- _What the task requires_
Go through the material below and copy each line where the word "this" appears.

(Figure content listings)

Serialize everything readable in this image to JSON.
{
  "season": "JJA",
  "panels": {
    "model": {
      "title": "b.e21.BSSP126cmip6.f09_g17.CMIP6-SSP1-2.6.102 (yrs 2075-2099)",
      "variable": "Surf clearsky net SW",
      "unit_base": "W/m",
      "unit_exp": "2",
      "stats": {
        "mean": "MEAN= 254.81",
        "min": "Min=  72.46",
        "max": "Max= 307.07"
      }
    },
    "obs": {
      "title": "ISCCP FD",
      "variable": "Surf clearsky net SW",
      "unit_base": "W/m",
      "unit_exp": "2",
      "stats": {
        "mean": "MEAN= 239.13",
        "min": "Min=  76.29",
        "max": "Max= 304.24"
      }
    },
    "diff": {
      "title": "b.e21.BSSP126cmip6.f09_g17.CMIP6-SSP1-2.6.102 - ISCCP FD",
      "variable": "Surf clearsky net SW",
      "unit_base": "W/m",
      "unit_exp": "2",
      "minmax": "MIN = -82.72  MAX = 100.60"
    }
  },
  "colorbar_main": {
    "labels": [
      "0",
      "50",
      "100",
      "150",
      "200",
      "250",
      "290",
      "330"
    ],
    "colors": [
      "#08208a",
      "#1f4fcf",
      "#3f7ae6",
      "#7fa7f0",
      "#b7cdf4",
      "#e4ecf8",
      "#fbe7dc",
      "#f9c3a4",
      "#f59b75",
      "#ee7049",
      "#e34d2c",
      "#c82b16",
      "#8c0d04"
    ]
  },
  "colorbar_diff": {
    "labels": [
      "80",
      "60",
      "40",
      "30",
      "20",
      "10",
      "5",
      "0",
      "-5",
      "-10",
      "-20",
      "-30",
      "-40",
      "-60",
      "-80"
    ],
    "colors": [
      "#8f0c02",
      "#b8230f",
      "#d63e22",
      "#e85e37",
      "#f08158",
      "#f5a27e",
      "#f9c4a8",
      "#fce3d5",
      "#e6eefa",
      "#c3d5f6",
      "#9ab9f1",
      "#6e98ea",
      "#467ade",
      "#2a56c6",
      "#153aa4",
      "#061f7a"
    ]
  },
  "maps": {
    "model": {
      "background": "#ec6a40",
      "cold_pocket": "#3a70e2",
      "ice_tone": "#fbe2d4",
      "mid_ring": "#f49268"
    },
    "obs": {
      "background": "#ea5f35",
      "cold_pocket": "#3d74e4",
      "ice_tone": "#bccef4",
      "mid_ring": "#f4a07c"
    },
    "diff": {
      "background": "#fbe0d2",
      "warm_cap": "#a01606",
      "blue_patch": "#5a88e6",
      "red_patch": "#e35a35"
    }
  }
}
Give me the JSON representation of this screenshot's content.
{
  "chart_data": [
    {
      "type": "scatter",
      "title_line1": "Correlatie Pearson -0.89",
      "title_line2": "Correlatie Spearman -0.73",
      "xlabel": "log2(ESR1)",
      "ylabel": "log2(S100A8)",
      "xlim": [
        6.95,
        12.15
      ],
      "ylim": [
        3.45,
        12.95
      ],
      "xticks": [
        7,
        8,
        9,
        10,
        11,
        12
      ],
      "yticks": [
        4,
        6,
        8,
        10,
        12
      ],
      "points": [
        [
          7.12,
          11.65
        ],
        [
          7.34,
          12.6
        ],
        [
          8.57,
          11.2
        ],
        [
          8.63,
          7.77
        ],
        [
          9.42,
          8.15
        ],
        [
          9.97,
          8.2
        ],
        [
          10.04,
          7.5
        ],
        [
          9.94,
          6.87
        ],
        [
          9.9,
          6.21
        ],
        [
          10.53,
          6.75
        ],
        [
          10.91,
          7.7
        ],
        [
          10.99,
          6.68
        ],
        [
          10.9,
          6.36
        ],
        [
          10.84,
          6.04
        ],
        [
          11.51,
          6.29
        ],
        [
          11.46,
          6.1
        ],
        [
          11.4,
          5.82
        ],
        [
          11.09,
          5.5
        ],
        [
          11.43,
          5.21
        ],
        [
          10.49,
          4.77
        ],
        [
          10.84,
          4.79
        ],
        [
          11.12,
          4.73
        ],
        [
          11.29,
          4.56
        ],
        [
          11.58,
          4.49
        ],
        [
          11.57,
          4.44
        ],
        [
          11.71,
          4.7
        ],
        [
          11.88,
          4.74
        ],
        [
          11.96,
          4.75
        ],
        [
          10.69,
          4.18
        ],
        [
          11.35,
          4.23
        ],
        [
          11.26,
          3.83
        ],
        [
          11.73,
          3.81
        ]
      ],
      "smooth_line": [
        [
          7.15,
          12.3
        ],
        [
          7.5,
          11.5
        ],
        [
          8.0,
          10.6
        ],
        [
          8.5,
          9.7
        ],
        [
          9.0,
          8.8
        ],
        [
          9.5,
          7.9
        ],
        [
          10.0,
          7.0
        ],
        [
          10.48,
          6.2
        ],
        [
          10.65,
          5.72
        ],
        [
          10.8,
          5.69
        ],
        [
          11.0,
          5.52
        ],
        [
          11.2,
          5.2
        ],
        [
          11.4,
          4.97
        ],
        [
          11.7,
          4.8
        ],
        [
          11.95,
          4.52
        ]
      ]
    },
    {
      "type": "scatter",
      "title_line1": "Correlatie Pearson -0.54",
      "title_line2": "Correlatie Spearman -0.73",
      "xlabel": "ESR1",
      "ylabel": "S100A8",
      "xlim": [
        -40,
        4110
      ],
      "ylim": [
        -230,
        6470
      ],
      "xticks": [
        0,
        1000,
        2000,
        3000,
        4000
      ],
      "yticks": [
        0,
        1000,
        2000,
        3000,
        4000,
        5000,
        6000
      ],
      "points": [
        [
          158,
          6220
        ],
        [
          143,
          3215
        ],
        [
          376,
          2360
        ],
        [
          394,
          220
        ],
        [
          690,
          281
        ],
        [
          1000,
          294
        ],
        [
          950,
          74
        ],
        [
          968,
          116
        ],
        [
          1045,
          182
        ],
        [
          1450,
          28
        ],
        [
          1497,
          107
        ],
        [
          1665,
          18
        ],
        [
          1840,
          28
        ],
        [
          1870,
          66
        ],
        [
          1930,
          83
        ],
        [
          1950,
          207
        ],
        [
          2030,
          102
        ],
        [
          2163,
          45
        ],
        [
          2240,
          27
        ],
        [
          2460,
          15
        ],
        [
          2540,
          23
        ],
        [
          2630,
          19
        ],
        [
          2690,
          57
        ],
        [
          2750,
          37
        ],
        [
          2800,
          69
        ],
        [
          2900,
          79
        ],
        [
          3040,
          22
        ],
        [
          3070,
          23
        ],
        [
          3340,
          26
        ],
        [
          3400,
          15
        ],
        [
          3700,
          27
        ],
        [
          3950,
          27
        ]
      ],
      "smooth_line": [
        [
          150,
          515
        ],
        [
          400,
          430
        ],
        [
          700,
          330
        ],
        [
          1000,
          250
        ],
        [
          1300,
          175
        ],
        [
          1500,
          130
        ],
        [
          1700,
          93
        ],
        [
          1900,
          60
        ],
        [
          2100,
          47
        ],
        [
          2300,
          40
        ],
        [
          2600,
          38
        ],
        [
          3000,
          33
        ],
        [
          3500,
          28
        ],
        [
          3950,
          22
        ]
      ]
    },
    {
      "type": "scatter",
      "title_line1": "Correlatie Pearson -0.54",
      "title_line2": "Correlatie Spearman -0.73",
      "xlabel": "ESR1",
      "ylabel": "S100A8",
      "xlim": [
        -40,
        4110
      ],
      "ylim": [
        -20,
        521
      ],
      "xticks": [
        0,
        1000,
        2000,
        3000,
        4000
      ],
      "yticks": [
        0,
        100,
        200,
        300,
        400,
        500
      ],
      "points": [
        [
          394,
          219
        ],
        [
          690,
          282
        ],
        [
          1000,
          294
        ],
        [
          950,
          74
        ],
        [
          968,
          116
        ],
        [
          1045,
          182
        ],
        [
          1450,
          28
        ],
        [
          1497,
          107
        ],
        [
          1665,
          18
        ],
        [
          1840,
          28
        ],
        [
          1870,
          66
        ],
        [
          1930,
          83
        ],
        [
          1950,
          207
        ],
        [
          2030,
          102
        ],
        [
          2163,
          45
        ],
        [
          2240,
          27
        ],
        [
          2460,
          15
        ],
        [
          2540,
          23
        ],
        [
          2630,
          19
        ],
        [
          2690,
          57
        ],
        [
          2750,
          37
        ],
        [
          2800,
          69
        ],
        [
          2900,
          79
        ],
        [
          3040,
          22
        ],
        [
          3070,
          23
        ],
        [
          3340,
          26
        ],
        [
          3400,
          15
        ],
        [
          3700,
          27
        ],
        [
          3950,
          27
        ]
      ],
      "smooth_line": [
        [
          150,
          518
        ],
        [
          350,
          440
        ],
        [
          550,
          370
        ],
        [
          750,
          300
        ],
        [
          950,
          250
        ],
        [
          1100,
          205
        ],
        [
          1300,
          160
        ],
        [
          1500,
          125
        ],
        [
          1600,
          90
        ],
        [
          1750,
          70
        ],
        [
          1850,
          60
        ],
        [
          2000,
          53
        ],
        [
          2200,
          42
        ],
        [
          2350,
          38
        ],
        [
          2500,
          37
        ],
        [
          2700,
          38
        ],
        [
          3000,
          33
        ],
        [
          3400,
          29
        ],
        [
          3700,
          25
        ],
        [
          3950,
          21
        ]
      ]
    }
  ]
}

- _Problem solution_
Serialize everything readable in this image to JSON.
Give me the JSON representation of this screenshot's content.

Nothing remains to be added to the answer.